From the listing below, pull out the lines that hold "well".

▼

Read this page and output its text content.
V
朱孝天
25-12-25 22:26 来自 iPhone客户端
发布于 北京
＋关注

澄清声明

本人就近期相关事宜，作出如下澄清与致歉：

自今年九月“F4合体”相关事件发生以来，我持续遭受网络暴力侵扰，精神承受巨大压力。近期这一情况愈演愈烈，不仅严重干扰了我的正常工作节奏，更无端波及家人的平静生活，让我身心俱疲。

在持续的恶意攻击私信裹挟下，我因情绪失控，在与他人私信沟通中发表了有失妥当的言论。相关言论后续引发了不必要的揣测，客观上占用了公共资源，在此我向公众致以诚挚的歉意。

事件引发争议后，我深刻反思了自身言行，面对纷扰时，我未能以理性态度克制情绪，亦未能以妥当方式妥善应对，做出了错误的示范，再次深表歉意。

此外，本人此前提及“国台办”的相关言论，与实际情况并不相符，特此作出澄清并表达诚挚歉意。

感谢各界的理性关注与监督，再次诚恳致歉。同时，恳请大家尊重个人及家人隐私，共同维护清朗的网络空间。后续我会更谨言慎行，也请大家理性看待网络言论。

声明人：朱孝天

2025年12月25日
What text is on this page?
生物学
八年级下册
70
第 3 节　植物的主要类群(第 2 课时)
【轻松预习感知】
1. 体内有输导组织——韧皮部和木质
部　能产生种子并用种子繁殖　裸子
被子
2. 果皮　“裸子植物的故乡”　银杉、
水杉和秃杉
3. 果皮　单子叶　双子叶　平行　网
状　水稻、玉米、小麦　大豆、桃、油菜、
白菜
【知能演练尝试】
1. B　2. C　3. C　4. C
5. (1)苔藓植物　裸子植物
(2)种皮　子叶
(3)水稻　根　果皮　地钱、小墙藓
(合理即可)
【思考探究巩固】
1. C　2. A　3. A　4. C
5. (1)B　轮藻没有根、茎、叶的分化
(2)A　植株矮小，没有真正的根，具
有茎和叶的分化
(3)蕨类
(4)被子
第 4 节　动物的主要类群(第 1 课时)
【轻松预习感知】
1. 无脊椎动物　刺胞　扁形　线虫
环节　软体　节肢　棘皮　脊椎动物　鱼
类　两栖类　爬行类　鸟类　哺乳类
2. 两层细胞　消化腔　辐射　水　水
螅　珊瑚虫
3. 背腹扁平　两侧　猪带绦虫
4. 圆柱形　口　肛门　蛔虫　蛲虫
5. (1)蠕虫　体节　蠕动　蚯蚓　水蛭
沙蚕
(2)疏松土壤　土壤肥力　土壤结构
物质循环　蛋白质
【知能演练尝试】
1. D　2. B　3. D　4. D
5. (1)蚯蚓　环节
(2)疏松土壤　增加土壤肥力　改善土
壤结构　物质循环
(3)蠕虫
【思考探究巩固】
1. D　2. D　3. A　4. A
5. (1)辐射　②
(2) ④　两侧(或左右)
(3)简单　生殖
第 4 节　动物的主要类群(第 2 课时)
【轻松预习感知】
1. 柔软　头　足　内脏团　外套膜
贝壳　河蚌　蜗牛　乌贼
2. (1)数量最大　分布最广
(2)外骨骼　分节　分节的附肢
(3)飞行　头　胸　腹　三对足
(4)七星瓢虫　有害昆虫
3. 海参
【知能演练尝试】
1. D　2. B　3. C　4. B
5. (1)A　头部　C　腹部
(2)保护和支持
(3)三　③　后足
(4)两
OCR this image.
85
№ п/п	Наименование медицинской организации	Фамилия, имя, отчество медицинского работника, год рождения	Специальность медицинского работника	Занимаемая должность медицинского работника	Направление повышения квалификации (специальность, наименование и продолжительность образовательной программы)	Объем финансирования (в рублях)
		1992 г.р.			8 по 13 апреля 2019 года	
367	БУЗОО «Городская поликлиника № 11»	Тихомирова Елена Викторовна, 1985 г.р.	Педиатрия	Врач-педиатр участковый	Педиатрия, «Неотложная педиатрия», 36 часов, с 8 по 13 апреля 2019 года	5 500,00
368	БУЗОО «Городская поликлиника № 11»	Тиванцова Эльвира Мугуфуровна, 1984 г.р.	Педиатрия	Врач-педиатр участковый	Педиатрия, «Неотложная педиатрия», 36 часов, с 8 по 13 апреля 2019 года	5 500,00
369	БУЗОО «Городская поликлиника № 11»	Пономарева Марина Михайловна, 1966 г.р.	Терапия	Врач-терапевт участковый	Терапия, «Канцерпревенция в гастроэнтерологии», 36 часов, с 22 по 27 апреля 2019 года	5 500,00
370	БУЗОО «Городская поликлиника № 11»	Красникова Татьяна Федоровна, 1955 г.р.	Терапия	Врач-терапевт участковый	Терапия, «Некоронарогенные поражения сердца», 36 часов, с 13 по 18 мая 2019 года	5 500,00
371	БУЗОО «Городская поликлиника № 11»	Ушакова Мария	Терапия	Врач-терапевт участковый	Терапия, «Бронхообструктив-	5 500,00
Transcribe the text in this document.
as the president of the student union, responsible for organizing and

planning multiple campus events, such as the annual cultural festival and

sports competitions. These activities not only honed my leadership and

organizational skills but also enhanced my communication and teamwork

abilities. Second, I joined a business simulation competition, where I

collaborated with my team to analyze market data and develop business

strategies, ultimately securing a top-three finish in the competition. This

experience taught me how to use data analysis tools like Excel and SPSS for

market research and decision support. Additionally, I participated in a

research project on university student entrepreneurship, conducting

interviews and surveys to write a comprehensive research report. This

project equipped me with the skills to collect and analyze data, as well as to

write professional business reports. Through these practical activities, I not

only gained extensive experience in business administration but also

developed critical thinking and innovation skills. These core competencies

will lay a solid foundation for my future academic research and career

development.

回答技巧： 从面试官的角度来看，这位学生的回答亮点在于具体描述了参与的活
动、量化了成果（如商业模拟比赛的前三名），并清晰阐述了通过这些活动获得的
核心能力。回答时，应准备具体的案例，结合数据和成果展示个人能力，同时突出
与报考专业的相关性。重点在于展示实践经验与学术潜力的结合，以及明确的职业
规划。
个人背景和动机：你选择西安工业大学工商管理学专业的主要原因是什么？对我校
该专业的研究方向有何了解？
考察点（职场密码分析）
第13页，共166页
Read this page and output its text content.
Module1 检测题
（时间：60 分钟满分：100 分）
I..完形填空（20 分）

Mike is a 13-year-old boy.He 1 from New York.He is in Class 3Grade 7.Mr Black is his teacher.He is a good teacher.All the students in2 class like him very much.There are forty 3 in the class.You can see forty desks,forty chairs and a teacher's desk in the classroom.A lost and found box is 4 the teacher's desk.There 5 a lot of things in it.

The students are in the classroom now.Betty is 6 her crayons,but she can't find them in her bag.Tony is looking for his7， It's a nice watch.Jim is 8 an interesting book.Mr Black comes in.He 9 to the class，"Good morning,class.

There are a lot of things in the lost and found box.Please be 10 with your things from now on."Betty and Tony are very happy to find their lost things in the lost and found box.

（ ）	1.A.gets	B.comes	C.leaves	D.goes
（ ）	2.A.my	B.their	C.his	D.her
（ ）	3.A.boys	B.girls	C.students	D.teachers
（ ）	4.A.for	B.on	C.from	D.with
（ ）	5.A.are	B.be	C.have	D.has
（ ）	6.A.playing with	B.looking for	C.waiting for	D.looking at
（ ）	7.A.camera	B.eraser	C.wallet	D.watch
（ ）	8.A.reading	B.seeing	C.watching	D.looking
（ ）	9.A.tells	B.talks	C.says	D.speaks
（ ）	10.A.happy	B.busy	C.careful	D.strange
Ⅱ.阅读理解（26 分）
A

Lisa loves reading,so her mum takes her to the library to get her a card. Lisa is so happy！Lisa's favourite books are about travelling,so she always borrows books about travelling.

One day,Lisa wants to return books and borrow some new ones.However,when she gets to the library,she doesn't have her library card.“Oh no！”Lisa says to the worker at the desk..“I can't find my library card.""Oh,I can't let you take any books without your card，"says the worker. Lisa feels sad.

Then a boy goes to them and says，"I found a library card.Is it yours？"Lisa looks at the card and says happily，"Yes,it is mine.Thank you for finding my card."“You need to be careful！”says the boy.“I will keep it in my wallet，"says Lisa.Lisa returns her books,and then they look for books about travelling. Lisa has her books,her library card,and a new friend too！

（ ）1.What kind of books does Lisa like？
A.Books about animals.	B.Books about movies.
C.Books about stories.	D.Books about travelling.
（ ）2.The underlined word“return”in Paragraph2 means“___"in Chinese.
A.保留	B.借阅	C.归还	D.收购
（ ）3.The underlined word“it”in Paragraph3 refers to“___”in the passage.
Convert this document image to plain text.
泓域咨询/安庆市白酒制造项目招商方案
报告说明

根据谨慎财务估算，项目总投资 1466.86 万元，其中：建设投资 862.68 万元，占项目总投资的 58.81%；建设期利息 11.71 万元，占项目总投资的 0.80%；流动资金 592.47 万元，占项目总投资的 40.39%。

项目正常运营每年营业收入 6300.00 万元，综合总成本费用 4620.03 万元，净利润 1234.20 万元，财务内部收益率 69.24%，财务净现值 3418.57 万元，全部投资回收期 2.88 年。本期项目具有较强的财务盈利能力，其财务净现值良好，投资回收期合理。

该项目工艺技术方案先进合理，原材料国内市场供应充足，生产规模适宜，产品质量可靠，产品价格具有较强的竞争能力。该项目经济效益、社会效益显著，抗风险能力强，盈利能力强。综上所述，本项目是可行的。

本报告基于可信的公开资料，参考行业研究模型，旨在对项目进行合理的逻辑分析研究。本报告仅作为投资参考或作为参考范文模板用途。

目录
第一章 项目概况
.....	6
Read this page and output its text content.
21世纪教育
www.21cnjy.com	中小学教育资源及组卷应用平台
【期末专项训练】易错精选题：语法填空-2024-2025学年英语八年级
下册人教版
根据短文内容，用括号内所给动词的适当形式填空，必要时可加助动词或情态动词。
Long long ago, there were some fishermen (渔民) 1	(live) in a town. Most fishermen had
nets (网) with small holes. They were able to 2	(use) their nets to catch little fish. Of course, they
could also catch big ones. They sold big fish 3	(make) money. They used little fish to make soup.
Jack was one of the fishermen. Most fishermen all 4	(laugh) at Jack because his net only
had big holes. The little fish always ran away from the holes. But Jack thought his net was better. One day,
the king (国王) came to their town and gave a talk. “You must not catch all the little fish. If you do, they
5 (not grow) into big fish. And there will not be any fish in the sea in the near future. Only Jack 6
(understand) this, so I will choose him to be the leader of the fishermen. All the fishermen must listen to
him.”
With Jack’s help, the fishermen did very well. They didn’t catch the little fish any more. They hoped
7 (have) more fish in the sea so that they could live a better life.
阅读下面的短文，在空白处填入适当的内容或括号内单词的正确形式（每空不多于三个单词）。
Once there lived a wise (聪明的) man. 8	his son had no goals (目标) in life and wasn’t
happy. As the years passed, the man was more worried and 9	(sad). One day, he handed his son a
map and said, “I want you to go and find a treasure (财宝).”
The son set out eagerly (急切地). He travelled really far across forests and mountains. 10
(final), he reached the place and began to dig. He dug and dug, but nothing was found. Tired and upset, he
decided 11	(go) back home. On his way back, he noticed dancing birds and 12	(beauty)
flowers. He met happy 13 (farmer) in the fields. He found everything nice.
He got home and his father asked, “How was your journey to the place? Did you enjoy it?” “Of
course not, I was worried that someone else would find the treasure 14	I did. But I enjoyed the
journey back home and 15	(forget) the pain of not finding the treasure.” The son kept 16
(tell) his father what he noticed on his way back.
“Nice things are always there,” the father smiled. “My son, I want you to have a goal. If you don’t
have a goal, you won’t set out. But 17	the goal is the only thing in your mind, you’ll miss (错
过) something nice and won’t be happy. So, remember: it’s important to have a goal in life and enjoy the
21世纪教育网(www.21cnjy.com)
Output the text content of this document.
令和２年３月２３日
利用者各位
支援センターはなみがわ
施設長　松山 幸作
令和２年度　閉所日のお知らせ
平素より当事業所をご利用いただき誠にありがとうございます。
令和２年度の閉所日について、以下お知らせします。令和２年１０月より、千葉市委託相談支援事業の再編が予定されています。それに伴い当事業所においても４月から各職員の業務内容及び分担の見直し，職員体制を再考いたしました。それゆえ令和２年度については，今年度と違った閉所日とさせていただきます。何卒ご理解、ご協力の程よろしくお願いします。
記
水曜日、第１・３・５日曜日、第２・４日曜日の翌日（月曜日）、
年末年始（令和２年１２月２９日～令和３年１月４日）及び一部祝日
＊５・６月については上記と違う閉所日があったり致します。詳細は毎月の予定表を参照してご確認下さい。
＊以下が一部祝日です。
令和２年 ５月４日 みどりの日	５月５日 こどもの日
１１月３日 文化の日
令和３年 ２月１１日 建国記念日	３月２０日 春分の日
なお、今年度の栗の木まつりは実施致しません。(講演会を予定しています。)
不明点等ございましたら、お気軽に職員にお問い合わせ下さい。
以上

▲

■ TASK ANSWER
project equipped me with the skills to collect and analyze data, as well as to
With Jack’s help, the fishermen did very well. They didn’t catch the little fish any more. They hoped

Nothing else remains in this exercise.